* Job: In the records below, tally every line containing "Kamila". Report only the total.

* Working data:
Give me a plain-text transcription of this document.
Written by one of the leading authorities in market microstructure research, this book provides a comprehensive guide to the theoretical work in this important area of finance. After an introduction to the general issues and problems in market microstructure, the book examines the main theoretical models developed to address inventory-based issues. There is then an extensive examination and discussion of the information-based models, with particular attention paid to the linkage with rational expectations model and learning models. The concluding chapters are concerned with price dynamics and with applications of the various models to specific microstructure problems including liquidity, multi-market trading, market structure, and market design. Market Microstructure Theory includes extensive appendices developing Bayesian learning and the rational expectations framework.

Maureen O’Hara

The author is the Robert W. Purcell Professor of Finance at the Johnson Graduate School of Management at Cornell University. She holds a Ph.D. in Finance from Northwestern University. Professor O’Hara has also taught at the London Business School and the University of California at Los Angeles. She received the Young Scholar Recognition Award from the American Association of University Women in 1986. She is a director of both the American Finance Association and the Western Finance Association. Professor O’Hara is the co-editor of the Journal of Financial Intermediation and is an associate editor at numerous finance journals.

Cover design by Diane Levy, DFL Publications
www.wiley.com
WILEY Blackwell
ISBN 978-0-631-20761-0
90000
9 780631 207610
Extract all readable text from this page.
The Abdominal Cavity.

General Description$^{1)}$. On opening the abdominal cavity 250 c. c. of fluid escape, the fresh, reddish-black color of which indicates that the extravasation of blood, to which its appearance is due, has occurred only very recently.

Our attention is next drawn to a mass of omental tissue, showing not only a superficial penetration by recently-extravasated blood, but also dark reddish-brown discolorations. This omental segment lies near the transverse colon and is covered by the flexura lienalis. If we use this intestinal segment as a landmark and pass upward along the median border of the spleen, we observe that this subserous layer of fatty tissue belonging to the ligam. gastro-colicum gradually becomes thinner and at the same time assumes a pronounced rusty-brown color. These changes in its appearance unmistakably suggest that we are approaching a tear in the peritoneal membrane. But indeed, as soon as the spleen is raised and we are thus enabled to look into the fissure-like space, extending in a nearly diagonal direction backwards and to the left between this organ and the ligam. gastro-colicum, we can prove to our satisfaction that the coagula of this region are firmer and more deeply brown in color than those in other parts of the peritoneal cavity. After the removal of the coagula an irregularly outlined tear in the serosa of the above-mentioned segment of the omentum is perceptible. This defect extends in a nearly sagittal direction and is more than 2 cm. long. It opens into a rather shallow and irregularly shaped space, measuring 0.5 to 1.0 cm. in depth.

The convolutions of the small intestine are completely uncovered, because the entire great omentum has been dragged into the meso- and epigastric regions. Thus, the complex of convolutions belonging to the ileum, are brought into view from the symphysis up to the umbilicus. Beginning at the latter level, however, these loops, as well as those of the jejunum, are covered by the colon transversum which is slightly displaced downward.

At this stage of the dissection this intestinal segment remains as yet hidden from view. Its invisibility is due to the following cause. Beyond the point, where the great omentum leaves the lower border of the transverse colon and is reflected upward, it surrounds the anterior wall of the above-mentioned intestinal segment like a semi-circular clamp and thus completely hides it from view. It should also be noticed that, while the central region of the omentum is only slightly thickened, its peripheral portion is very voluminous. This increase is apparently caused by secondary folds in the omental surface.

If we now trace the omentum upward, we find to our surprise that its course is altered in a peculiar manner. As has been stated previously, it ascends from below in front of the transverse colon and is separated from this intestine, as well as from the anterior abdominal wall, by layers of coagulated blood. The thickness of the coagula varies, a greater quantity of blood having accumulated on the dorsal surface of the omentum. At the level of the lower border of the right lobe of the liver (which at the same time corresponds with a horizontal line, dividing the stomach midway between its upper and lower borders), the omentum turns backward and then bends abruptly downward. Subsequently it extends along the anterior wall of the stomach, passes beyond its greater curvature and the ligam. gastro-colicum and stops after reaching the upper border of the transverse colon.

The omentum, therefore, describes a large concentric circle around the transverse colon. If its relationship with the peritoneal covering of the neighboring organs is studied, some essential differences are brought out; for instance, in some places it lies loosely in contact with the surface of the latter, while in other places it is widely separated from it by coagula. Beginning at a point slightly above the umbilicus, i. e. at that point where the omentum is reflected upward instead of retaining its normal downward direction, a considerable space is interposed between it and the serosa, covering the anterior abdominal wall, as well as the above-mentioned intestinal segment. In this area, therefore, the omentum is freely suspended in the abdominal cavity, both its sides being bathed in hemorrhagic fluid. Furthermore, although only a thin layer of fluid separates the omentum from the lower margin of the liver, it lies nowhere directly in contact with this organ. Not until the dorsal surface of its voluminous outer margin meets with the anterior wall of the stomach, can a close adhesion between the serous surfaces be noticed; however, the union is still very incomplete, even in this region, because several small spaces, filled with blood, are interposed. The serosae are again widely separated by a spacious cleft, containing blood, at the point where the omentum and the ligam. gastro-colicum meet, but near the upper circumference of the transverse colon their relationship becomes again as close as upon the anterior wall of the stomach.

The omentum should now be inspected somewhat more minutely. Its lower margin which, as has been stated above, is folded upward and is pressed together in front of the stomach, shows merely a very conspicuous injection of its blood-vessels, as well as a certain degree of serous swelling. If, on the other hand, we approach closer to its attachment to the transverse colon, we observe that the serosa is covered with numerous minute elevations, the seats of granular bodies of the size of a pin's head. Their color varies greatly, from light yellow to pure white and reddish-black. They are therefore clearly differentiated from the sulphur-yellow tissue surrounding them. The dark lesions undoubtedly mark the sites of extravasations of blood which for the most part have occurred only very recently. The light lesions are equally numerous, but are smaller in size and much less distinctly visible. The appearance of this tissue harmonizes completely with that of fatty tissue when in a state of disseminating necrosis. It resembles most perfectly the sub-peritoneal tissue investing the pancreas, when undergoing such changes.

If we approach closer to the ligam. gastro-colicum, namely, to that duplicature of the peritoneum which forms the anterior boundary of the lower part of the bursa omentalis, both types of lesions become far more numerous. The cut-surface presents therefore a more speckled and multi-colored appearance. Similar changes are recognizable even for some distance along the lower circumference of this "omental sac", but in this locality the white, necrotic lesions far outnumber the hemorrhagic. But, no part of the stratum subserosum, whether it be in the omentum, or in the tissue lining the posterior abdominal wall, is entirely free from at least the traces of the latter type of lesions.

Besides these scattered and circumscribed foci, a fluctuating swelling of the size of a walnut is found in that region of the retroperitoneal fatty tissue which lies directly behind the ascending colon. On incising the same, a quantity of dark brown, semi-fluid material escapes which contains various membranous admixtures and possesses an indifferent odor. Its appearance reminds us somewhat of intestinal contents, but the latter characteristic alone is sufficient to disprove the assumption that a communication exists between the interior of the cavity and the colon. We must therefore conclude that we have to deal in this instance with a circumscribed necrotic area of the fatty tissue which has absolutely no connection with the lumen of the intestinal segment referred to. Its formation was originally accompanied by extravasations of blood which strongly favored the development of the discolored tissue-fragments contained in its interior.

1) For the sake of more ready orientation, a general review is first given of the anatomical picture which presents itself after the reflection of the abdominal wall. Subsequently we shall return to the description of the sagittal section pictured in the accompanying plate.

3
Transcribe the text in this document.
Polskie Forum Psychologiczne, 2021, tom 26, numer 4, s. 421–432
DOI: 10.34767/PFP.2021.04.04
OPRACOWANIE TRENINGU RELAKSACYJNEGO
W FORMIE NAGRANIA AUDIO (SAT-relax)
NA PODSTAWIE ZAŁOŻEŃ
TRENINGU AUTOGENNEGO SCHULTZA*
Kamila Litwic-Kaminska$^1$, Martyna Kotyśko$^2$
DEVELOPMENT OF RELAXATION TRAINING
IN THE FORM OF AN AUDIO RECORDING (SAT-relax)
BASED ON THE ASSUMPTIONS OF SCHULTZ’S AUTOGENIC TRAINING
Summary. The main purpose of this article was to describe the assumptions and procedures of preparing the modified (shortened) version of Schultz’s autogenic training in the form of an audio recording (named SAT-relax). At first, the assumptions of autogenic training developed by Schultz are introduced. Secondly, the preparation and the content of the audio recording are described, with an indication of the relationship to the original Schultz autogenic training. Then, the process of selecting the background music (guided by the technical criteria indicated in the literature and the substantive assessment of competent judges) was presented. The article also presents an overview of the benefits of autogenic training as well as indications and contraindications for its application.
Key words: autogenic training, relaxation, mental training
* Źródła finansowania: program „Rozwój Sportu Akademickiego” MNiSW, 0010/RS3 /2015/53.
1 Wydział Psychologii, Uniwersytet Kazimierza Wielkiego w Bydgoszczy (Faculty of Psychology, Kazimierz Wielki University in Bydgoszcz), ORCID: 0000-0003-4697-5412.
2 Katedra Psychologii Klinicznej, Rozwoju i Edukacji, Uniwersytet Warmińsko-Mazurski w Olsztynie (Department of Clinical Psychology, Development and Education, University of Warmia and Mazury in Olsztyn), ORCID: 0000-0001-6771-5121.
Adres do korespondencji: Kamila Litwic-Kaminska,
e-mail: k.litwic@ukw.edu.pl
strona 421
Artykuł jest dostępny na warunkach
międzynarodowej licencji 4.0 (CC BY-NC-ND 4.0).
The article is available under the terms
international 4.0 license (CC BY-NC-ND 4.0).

* Output of the exercise: 2